Determine how many lines in the data below contain "name" and write only that number.

** Begin **

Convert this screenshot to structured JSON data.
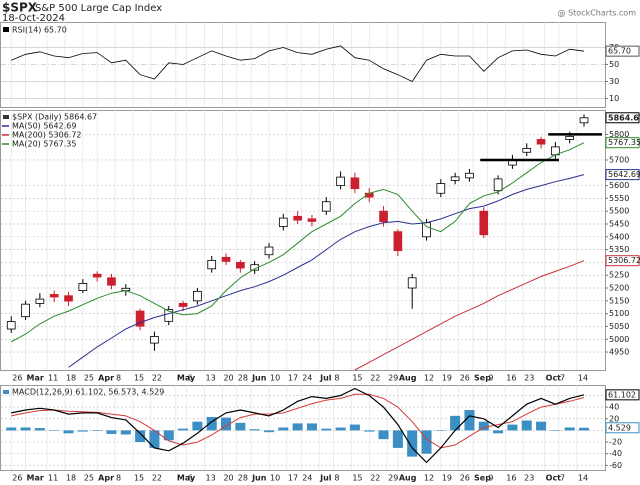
{
  "header": {
    "symbol": "$SPX",
    "name": "S&P 500 Large Cap Index",
    "date": "18-Oct-2024",
    "source": "@ StockCharts.com"
  },
  "chart_data": [
    {
      "type": "rsi",
      "label": "RSI(14) 65.70",
      "last_label": "65.70",
      "color": "#000000",
      "x": [
        0,
        4,
        8,
        12,
        16,
        20,
        24,
        28,
        32,
        36,
        40,
        44,
        48,
        52,
        56,
        60,
        64,
        68,
        72,
        76,
        80,
        84,
        88,
        92,
        96,
        100,
        104,
        108,
        112,
        116,
        120,
        124,
        128,
        132,
        136,
        140,
        144,
        148,
        152,
        156,
        160
      ],
      "values": [
        55,
        62,
        65,
        60,
        58,
        63,
        64,
        52,
        55,
        38,
        33,
        52,
        50,
        58,
        66,
        60,
        55,
        57,
        66,
        70,
        64,
        62,
        68,
        72,
        58,
        55,
        45,
        38,
        30,
        55,
        62,
        60,
        60,
        42,
        58,
        66,
        67,
        62,
        60,
        68,
        65.7
      ],
      "xlim": [
        -3,
        166
      ],
      "ylim": [
        0,
        100
      ],
      "yticks": [
        10,
        30,
        50,
        70
      ]
    },
    {
      "type": "candlestick",
      "legend": "$SPX (Daily) 5864.67",
      "x": [
        0,
        4,
        8,
        12,
        16,
        20,
        24,
        28,
        32,
        36,
        40,
        44,
        48,
        52,
        56,
        60,
        64,
        68,
        72,
        76,
        80,
        84,
        88,
        92,
        96,
        100,
        104,
        108,
        112,
        116,
        120,
        124,
        128,
        132,
        136,
        140,
        144,
        148,
        152,
        156,
        160
      ],
      "open": [
        5040,
        5088,
        5140,
        5175,
        5170,
        5190,
        5254,
        5240,
        5190,
        5110,
        4985,
        5070,
        5140,
        5150,
        5275,
        5320,
        5300,
        5270,
        5330,
        5440,
        5480,
        5470,
        5500,
        5600,
        5630,
        5570,
        5500,
        5420,
        5200,
        5400,
        5570,
        5620,
        5630,
        5500,
        5580,
        5680,
        5730,
        5780,
        5720,
        5780,
        5845
      ],
      "high": [
        5090,
        5150,
        5180,
        5190,
        5185,
        5235,
        5265,
        5255,
        5215,
        5120,
        5030,
        5130,
        5150,
        5200,
        5325,
        5335,
        5310,
        5305,
        5375,
        5490,
        5500,
        5485,
        5555,
        5655,
        5650,
        5590,
        5520,
        5430,
        5255,
        5470,
        5625,
        5650,
        5665,
        5515,
        5640,
        5720,
        5765,
        5790,
        5770,
        5810,
        5878
      ],
      "low": [
        5025,
        5075,
        5125,
        5145,
        5130,
        5180,
        5225,
        5195,
        5170,
        5035,
        4955,
        5055,
        5110,
        5135,
        5260,
        5290,
        5260,
        5255,
        5315,
        5425,
        5450,
        5440,
        5485,
        5585,
        5570,
        5535,
        5440,
        5325,
        5119,
        5385,
        5555,
        5605,
        5615,
        5395,
        5565,
        5665,
        5715,
        5745,
        5705,
        5765,
        5830
      ],
      "close": [
        5069,
        5137,
        5157,
        5165,
        5149,
        5218,
        5243,
        5211,
        5199,
        5051,
        5011,
        5116,
        5128,
        5187,
        5308,
        5304,
        5278,
        5291,
        5360,
        5473,
        5465,
        5460,
        5537,
        5633,
        5588,
        5555,
        5459,
        5346,
        5240,
        5455,
        5608,
        5634,
        5648,
        5408,
        5626,
        5702,
        5745,
        5762,
        5751,
        5792,
        5864.67
      ],
      "up_color": "#000000",
      "down_color": "#cc1f2f",
      "series": [
        {
          "name": "MA(50) 5642.69",
          "color": "#2b2f8f",
          "values": [
            null,
            null,
            null,
            null,
            4890,
            4930,
            4970,
            5005,
            5040,
            5065,
            5085,
            5100,
            5115,
            5130,
            5150,
            5170,
            5190,
            5205,
            5225,
            5250,
            5280,
            5310,
            5350,
            5390,
            5420,
            5440,
            5455,
            5460,
            5450,
            5455,
            5470,
            5490,
            5510,
            5520,
            5540,
            5565,
            5585,
            5600,
            5615,
            5628,
            5642.69
          ]
        },
        {
          "name": "MA(200) 5306.72",
          "color": "#c8323a",
          "values": [
            null,
            null,
            null,
            null,
            null,
            null,
            null,
            null,
            null,
            null,
            null,
            null,
            null,
            null,
            null,
            null,
            null,
            null,
            null,
            null,
            null,
            null,
            null,
            null,
            4880,
            4910,
            4940,
            4970,
            5000,
            5030,
            5060,
            5090,
            5115,
            5140,
            5170,
            5195,
            5220,
            5245,
            5265,
            5285,
            5306.72
          ]
        },
        {
          "name": "MA(20) 5767.35",
          "color": "#2e8b2e",
          "values": [
            4990,
            5020,
            5060,
            5090,
            5110,
            5135,
            5160,
            5180,
            5190,
            5170,
            5140,
            5110,
            5095,
            5100,
            5130,
            5190,
            5240,
            5275,
            5300,
            5330,
            5375,
            5420,
            5450,
            5480,
            5530,
            5570,
            5585,
            5565,
            5500,
            5440,
            5420,
            5460,
            5530,
            5560,
            5575,
            5610,
            5650,
            5690,
            5720,
            5740,
            5767.35
          ]
        }
      ],
      "levels": [
        {
          "value": 5700,
          "from": 131,
          "to": 153
        },
        {
          "value": 5800,
          "from": 150,
          "to": 165
        }
      ],
      "xlim": [
        -3,
        166
      ],
      "ylim": [
        4880,
        5895
      ],
      "yticks": [
        4950,
        5000,
        5050,
        5100,
        5150,
        5200,
        5250,
        5300,
        5350,
        5400,
        5450,
        5500,
        5550,
        5600,
        5700,
        5800
      ],
      "xticks": [
        {
          "value": 0,
          "label": "26"
        },
        {
          "value": 4,
          "label": "Mar"
        },
        {
          "value": 10,
          "label": "11"
        },
        {
          "value": 15,
          "label": "18"
        },
        {
          "value": 20,
          "label": "25"
        },
        {
          "value": 24,
          "label": "Apr"
        },
        {
          "value": 29,
          "label": "8"
        },
        {
          "value": 34,
          "label": "15"
        },
        {
          "value": 39,
          "label": "22"
        },
        {
          "value": 46,
          "label": "May"
        },
        {
          "value": 49,
          "label": "6"
        },
        {
          "value": 54,
          "label": "13"
        },
        {
          "value": 59,
          "label": "20"
        },
        {
          "value": 63,
          "label": "28"
        },
        {
          "value": 67,
          "label": "Jun"
        },
        {
          "value": 72,
          "label": "10"
        },
        {
          "value": 77,
          "label": "17"
        },
        {
          "value": 81,
          "label": "24"
        },
        {
          "value": 86,
          "label": "Jul"
        },
        {
          "value": 90,
          "label": "8"
        },
        {
          "value": 95,
          "label": "15"
        },
        {
          "value": 100,
          "label": "22"
        },
        {
          "value": 105,
          "label": "29"
        },
        {
          "value": 108,
          "label": "Aug"
        },
        {
          "value": 115,
          "label": "12"
        },
        {
          "value": 120,
          "label": "19"
        },
        {
          "value": 125,
          "label": "26"
        },
        {
          "value": 129,
          "label": "Sep"
        },
        {
          "value": 133,
          "label": "9"
        },
        {
          "value": 138,
          "label": "16"
        },
        {
          "value": 143,
          "label": "23"
        },
        {
          "value": 149,
          "label": "Oct"
        },
        {
          "value": 153,
          "label": "7"
        },
        {
          "value": 158,
          "label": "14"
        }
      ]
    },
    {
      "type": "macd",
      "label": "MACD(12,26,9) 61.102, 56.573, 4.529",
      "macd_color": "#000000",
      "signal_color": "#d43a3a",
      "histogram_color": "#3b8fc4",
      "x": [
        0,
        4,
        8,
        12,
        16,
        20,
        24,
        28,
        32,
        36,
        40,
        44,
        48,
        52,
        56,
        60,
        64,
        68,
        72,
        76,
        80,
        84,
        88,
        92,
        96,
        100,
        104,
        108,
        112,
        116,
        120,
        124,
        128,
        132,
        136,
        140,
        144,
        148,
        152,
        156,
        160
      ],
      "macd": [
        30,
        35,
        38,
        35,
        28,
        30,
        30,
        22,
        18,
        -5,
        -30,
        -35,
        -22,
        -5,
        15,
        30,
        35,
        30,
        25,
        35,
        50,
        58,
        55,
        60,
        72,
        60,
        40,
        10,
        -30,
        -55,
        -30,
        0,
        25,
        20,
        5,
        25,
        45,
        55,
        45,
        55,
        61.102
      ],
      "signal": [
        25,
        30,
        34,
        35,
        33,
        32,
        31,
        28,
        25,
        15,
        0,
        -18,
        -25,
        -20,
        -8,
        8,
        22,
        28,
        28,
        30,
        38,
        46,
        52,
        55,
        62,
        62,
        55,
        40,
        15,
        -15,
        -30,
        -25,
        -10,
        5,
        10,
        15,
        28,
        40,
        45,
        50,
        56.573
      ],
      "histogram": [
        5,
        5,
        4,
        0,
        -5,
        -2,
        -1,
        -6,
        -7,
        -20,
        -30,
        -17,
        3,
        15,
        23,
        22,
        13,
        2,
        -3,
        5,
        12,
        12,
        3,
        5,
        10,
        -2,
        -15,
        -30,
        -45,
        -40,
        0,
        25,
        35,
        15,
        -5,
        10,
        17,
        15,
        0,
        5,
        4.529
      ],
      "xlim": [
        -3,
        166
      ],
      "ylim": [
        -68,
        78
      ],
      "yticks": [
        -60,
        -40,
        -20,
        0,
        20,
        40,
        60
      ]
    }
  ]
}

** End **

=== The answer ===
4